Stored data:
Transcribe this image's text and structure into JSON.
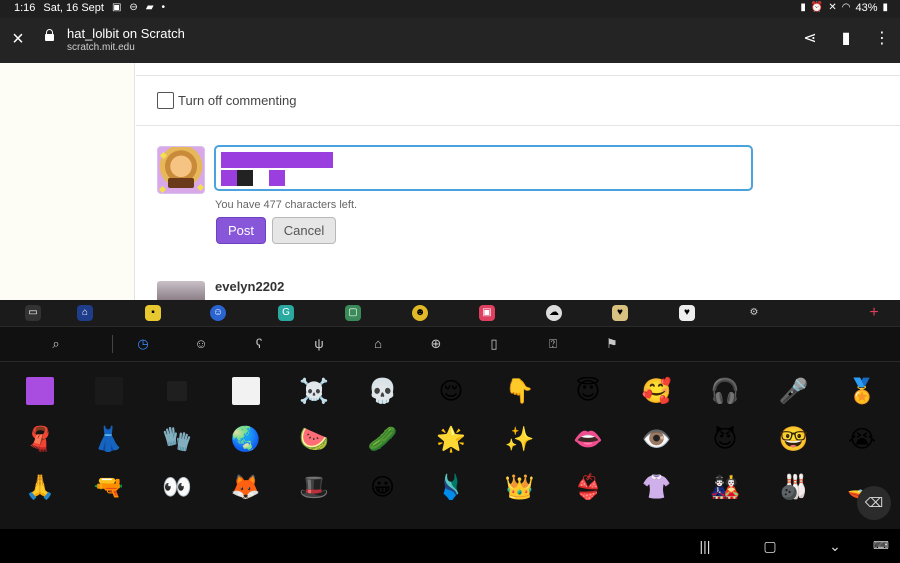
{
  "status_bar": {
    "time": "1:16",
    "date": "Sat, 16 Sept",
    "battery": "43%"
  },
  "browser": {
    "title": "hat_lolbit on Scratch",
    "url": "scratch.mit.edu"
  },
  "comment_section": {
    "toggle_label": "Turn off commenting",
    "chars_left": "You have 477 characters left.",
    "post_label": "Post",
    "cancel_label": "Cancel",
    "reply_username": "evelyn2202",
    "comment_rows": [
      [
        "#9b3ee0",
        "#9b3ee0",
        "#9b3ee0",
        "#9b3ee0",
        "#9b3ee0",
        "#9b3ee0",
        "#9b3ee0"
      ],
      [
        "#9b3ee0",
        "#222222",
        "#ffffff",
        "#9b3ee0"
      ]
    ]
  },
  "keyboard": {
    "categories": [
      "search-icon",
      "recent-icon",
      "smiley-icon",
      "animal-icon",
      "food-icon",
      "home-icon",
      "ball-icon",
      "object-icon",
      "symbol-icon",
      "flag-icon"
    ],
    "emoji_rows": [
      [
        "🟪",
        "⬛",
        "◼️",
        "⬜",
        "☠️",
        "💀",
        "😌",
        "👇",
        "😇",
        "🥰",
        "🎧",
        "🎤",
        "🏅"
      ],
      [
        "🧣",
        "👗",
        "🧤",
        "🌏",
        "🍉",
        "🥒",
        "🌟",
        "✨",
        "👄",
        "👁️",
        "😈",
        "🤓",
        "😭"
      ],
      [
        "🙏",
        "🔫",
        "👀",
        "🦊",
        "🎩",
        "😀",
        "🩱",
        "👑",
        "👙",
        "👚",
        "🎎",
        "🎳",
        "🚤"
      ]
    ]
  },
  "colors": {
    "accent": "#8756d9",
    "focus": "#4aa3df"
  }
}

* Exercise requirements:
Search the material above for "icon". Pull out each line where it shows up.

* Expected answer:
      "search-icon",
      "recent-icon",
      "smiley-icon",
      "animal-icon",
      "food-icon",
      "home-icon",
      "ball-icon",
      "object-icon",
      "symbol-icon",
      "flag-icon"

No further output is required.